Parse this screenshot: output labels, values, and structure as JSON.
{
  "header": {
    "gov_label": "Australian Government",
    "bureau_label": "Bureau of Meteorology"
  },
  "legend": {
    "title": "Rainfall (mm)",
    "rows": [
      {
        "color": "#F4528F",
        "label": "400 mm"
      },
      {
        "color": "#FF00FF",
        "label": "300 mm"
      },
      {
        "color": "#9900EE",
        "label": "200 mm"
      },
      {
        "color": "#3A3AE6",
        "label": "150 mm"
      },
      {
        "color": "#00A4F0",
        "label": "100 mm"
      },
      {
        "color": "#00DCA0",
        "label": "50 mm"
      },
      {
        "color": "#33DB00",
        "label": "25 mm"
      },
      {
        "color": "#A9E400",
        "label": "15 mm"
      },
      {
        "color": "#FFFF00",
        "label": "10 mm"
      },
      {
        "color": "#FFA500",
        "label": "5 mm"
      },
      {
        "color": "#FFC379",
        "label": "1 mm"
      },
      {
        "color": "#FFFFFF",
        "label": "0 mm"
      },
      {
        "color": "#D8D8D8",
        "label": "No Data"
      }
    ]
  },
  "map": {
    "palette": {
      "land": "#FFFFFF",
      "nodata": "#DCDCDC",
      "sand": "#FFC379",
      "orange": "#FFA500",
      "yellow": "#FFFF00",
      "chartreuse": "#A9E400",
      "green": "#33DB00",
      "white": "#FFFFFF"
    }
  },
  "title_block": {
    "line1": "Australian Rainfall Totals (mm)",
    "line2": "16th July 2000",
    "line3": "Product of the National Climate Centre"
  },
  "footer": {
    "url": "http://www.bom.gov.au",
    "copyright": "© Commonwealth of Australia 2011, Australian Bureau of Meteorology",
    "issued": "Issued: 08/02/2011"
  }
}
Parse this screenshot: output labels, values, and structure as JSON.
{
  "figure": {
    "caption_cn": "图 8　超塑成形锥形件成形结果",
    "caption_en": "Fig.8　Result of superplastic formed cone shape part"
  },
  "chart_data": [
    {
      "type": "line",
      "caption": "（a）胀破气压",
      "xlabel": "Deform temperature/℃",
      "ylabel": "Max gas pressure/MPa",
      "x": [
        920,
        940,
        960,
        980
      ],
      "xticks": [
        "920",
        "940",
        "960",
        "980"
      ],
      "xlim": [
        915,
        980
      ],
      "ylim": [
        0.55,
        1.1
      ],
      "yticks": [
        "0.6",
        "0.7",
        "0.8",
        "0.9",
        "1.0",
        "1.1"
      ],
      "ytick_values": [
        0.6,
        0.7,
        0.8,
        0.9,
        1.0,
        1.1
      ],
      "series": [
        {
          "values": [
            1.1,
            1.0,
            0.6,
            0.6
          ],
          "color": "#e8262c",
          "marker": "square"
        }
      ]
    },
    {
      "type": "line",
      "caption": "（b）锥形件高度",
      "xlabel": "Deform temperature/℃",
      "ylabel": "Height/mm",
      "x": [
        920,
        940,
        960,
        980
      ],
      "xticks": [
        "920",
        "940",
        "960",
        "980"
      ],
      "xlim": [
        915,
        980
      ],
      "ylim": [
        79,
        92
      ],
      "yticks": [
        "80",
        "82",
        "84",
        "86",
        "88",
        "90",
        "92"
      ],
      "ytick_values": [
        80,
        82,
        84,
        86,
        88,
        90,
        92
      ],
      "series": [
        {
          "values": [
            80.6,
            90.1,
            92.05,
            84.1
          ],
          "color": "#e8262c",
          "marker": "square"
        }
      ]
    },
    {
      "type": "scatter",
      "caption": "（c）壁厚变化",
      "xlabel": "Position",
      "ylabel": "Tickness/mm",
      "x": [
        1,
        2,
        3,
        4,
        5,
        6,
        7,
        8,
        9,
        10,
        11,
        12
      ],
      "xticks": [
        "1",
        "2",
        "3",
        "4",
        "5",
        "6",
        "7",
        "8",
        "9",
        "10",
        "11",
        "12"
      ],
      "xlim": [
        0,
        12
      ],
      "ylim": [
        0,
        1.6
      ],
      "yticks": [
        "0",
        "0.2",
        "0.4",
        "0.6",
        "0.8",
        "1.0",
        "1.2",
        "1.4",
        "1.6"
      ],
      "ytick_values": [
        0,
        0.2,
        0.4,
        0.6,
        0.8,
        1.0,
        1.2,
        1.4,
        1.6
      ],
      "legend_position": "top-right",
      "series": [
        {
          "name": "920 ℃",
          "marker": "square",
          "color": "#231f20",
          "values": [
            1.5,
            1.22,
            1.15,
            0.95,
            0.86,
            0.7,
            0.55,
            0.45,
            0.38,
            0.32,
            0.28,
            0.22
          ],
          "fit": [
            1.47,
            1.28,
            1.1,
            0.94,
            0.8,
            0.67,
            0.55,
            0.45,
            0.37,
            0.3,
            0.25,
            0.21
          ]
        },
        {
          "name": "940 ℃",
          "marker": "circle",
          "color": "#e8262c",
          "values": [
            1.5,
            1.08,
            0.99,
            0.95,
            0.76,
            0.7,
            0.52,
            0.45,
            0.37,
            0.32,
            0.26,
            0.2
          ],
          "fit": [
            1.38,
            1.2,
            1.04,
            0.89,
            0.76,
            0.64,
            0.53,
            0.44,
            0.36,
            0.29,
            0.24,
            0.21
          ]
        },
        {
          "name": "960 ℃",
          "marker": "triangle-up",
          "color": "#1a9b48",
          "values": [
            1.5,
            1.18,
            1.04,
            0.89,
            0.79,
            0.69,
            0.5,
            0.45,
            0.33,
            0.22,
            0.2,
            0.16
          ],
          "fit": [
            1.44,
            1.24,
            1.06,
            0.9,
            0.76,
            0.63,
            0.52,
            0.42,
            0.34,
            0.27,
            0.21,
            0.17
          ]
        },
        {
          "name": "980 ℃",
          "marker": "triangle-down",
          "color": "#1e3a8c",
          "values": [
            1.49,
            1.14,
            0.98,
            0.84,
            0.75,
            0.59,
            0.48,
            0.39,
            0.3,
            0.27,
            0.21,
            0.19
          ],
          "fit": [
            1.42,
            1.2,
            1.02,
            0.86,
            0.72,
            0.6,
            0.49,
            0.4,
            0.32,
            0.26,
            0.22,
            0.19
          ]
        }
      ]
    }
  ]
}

--- What to do ---
Extract the full listing above without altering anything.

--- Result for this exercise ---
Parse this screenshot: output labels, values, and structure as JSON.
{
  "header": {
    "gov_label": "Australian Government",
    "bureau_label": "Bureau of Meteorology"
  },
  "legend": {
    "title": "Rainfall (mm)",
    "rows": [
      {
        "color": "#F4528F",
        "label": "400 mm"
      },
      {
        "color": "#FF00FF",
        "label": "300 mm"
      },
      {
        "color": "#9900EE",
        "label": "200 mm"
      },
      {
        "color": "#3A3AE6",
        "label": "150 mm"
      },
      {
        "color": "#00A4F0",
        "label": "100 mm"
      },
      {
        "color": "#00DCA0",
        "label": "50 mm"
      },
      {
        "color": "#33DB00",
        "label": "25 mm"
      },
      {
        "color": "#A9E400",
        "label": "15 mm"
      },
      {
        "color": "#FFFF00",
        "label": "10 mm"
      },
      {
        "color": "#FFA500",
        "label": "5 mm"
      },
      {
        "color": "#FFC379",
        "label": "1 mm"
      },
      {
        "color": "#FFFFFF",
        "label": "0 mm"
      },
      {
        "color": "#D8D8D8",
        "label": "No Data"
      }
    ]
  },
  "map": {
    "palette": {
      "land": "#FFFFFF",
      "nodata": "#DCDCDC",
      "sand": "#FFC379",
      "orange": "#FFA500",
      "yellow": "#FFFF00",
      "chartreuse": "#A9E400",
      "green": "#33DB00",
      "white": "#FFFFFF"
    }
  },
  "title_block": {
    "line1": "Australian Rainfall Totals (mm)",
    "line2": "16th July 2000",
    "line3": "Product of the National Climate Centre"
  },
  "footer": {
    "url": "http://www.bom.gov.au",
    "copyright": "© Commonwealth of Australia 2011, Australian Bureau of Meteorology",
    "issued": "Issued: 08/02/2011"
  }
}
Parse this screenshot: output labels, values, and structure as JSON.
{
  "figure": {
    "caption_cn": "图 8　超塑成形锥形件成形结果",
    "caption_en": "Fig.8　Result of superplastic formed cone shape part"
  },
  "chart_data": [
    {
      "type": "line",
      "caption": "（a）胀破气压",
      "xlabel": "Deform temperature/℃",
      "ylabel": "Max gas pressure/MPa",
      "x": [
        920,
        940,
        960,
        980
      ],
      "xticks": [
        "920",
        "940",
        "960",
        "980"
      ],
      "xlim": [
        915,
        980
      ],
      "ylim": [
        0.55,
        1.1
      ],
      "yticks": [
        "0.6",
        "0.7",
        "0.8",
        "0.9",
        "1.0",
        "1.1"
      ],
      "ytick_values": [
        0.6,
        0.7,
        0.8,
        0.9,
        1.0,
        1.1
      ],
      "series": [
        {
          "values": [
            1.1,
            1.0,
            0.6,
            0.6
          ],
          "color": "#e8262c",
          "marker": "square"
        }
      ]
    },
    {
      "type": "line",
      "caption": "（b）锥形件高度",
      "xlabel": "Deform temperature/℃",
      "ylabel": "Height/mm",
      "x": [
        920,
        940,
        960,
        980
      ],
      "xticks": [
        "920",
        "940",
        "960",
        "980"
      ],
      "xlim": [
        915,
        980
      ],
      "ylim": [
        79,
        92
      ],
      "yticks": [
        "80",
        "82",
        "84",
        "86",
        "88",
        "90",
        "92"
      ],
      "ytick_values": [
        80,
        82,
        84,
        86,
        88,
        90,
        92
      ],
      "series": [
        {
          "values": [
            80.6,
            90.1,
            92.05,
            84.1
          ],
          "color": "#e8262c",
          "marker": "square"
        }
      ]
    },
    {
      "type": "scatter",
      "caption": "（c）壁厚变化",
      "xlabel": "Position",
      "ylabel": "Tickness/mm",
      "x": [
        1,
        2,
        3,
        4,
        5,
        6,
        7,
        8,
        9,
        10,
        11,
        12
      ],
      "xticks": [
        "1",
        "2",
        "3",
        "4",
        "5",
        "6",
        "7",
        "8",
        "9",
        "10",
        "11",
        "12"
      ],
      "xlim": [
        0,
        12
      ],
      "ylim": [
        0,
        1.6
      ],
      "yticks": [
        "0",
        "0.2",
        "0.4",
        "0.6",
        "0.8",
        "1.0",
        "1.2",
        "1.4",
        "1.6"
      ],
      "ytick_values": [
        0,
        0.2,
        0.4,
        0.6,
        0.8,
        1.0,
        1.2,
        1.4,
        1.6
      ],
      "legend_position": "top-right",
      "series": [
        {
          "name": "920 ℃",
          "marker": "square",
          "color": "#231f20",
          "values": [
            1.5,
            1.22,
            1.15,
            0.95,
            0.86,
            0.7,
            0.55,
            0.45,
            0.38,
            0.32,
            0.28,
            0.22
          ],
          "fit": [
            1.47,
            1.28,
            1.1,
            0.94,
            0.8,
            0.67,
            0.55,
            0.45,
            0.37,
            0.3,
            0.25,
            0.21
          ]
        },
        {
          "name": "940 ℃",
          "marker": "circle",
          "color": "#e8262c",
          "values": [
            1.5,
            1.08,
            0.99,
            0.95,
            0.76,
            0.7,
            0.52,
            0.45,
            0.37,
            0.32,
            0.26,
            0.2
          ],
          "fit": [
            1.38,
            1.2,
            1.04,
            0.89,
            0.76,
            0.64,
            0.53,
            0.44,
            0.36,
            0.29,
            0.24,
            0.21
          ]
        },
        {
          "name": "960 ℃",
          "marker": "triangle-up",
          "color": "#1a9b48",
          "values": [
            1.5,
            1.18,
            1.04,
            0.89,
            0.79,
            0.69,
            0.5,
            0.45,
            0.33,
            0.22,
            0.2,
            0.16
          ],
          "fit": [
            1.44,
            1.24,
            1.06,
            0.9,
            0.76,
            0.63,
            0.52,
            0.42,
            0.34,
            0.27,
            0.21,
            0.17
          ]
        },
        {
          "name": "980 ℃",
          "marker": "triangle-down",
          "color": "#1e3a8c",
          "values": [
            1.49,
            1.14,
            0.98,
            0.84,
            0.75,
            0.59,
            0.48,
            0.39,
            0.3,
            0.27,
            0.21,
            0.19
          ],
          "fit": [
            1.42,
            1.2,
            1.02,
            0.86,
            0.72,
            0.6,
            0.49,
            0.4,
            0.32,
            0.26,
            0.22,
            0.19
          ]
        }
      ]
    }
  ]
}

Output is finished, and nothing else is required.